» **Data excerpts**
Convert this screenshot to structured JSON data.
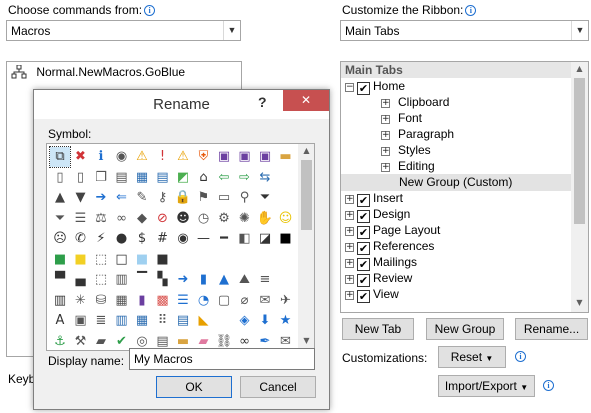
{
  "left_panel": {
    "choose_label": "Choose commands from:",
    "choose_value": "Macros",
    "list_item": "Normal.NewMacros.GoBlue",
    "keyboard_label_partial": "Keyb"
  },
  "right_panel": {
    "customize_label": "Customize the Ribbon:",
    "customize_value": "Main Tabs",
    "tree_header": "Main Tabs",
    "tree": [
      {
        "label": "Home",
        "level": 0,
        "expander": "−",
        "checked": true
      },
      {
        "label": "Clipboard",
        "level": 1,
        "expander": "+",
        "checked": null
      },
      {
        "label": "Font",
        "level": 1,
        "expander": "+",
        "checked": null
      },
      {
        "label": "Paragraph",
        "level": 1,
        "expander": "+",
        "checked": null
      },
      {
        "label": "Styles",
        "level": 1,
        "expander": "+",
        "checked": null
      },
      {
        "label": "Editing",
        "level": 1,
        "expander": "+",
        "checked": null
      },
      {
        "label": "New Group (Custom)",
        "level": 1,
        "expander": "",
        "checked": null,
        "selected": true
      },
      {
        "label": "Insert",
        "level": 0,
        "expander": "+",
        "checked": true
      },
      {
        "label": "Design",
        "level": 0,
        "expander": "+",
        "checked": true
      },
      {
        "label": "Page Layout",
        "level": 0,
        "expander": "+",
        "checked": true
      },
      {
        "label": "References",
        "level": 0,
        "expander": "+",
        "checked": true
      },
      {
        "label": "Mailings",
        "level": 0,
        "expander": "+",
        "checked": true
      },
      {
        "label": "Review",
        "level": 0,
        "expander": "+",
        "checked": true
      },
      {
        "label": "View",
        "level": 0,
        "expander": "+",
        "checked": true
      }
    ],
    "new_tab": "New Tab",
    "new_group": "New Group",
    "rename": "Rename...",
    "customizations_label": "Customizations:",
    "reset": "Reset",
    "import_export": "Import/Export"
  },
  "dialog": {
    "title": "Rename",
    "help": "?",
    "close": "✕",
    "symbol_label": "Symbol:",
    "display_name_label": "Display name:",
    "display_name_value": "My Macros",
    "ok": "OK",
    "cancel": "Cancel",
    "symbols": [
      [
        "network-icon",
        "error-icon",
        "info-icon",
        "stop-icon",
        "warning-icon",
        "exclamation-icon",
        "warning-shield-icon",
        "shield-icon",
        "save-icon",
        "save-as-icon",
        "save-all-icon",
        "folder-icon"
      ],
      [
        "page-icon",
        "pages-icon",
        "copy-icon",
        "document-icon",
        "table-icon",
        "chart-doc-icon",
        "paint-icon",
        "home-icon",
        "back-icon",
        "forward-icon",
        "merge-icon",
        ""
      ],
      [
        "up-icon",
        "down-icon",
        "right-arrow-icon",
        "left-arrow-icon",
        "pin-icon",
        "key-icon",
        "lock-icon",
        "flag-icon",
        "key-card-icon",
        "magnify-icon",
        "filter-icon",
        ""
      ],
      [
        "funnel-icon",
        "list-icon",
        "scales-icon",
        "rings-icon",
        "diamond-icon",
        "no-icon",
        "person-icon",
        "clock-icon",
        "gear-icon",
        "sun-icon",
        "hand-icon",
        "smile-icon"
      ],
      [
        "sad-icon",
        "phone-icon",
        "bolt-icon",
        "piggy-icon",
        "dollar-icon",
        "number-icon",
        "eye-icon",
        "dash-icon",
        "rule-icon",
        "half-icon",
        "half-dark-icon",
        "black-icon"
      ],
      [
        "green-sq-icon",
        "yellow-sq-icon",
        "dotted-sq-icon",
        "outline-sq-icon",
        "sky-sq-icon",
        "dark-sq-icon",
        "",
        "",
        "",
        "",
        "",
        ""
      ],
      [
        "frame-top-icon",
        "frame-bottom-icon",
        "box-dots-icon",
        "box-stripe-icon",
        "box-top-icon",
        "checker-icon",
        "circle-arrow-icon",
        "bar-chart-icon",
        "shapes-icon",
        "mountain-icon",
        "lines-icon",
        ""
      ],
      [
        "columns-icon",
        "web-icon",
        "cylinder-icon",
        "calc-icon",
        "book-icon",
        "picture-icon",
        "list-lines-icon",
        "chart-icon",
        "id-icon",
        "clip-icon",
        "mail-icon",
        "compass-icon"
      ],
      [
        "text-a-icon",
        "text-frame-icon",
        "align-icon",
        "bars-icon",
        "grid-icon",
        "dots-icon",
        "boxes-icon",
        "tag-icon",
        "",
        "cube-icon",
        "arrow-dn-icon",
        "star-icon"
      ],
      [
        "anchor-icon",
        "tools-icon",
        "briefcase-icon",
        "check-icon",
        "target-icon",
        "notes-icon",
        "folder-icon",
        "eraser-icon",
        "link-icon",
        "binoculars-icon",
        "pen-icon",
        "mail-open-icon"
      ]
    ]
  },
  "colors": {
    "accent_blue": "#1e6fd0",
    "close_red": "#c75050",
    "selected_row": "#e3e3e3"
  }
}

» **YOUR GOAL**
Write the number of lines containing the word "frame" and nothing besides it.

» **RESULT OF THE EXERCISE**
3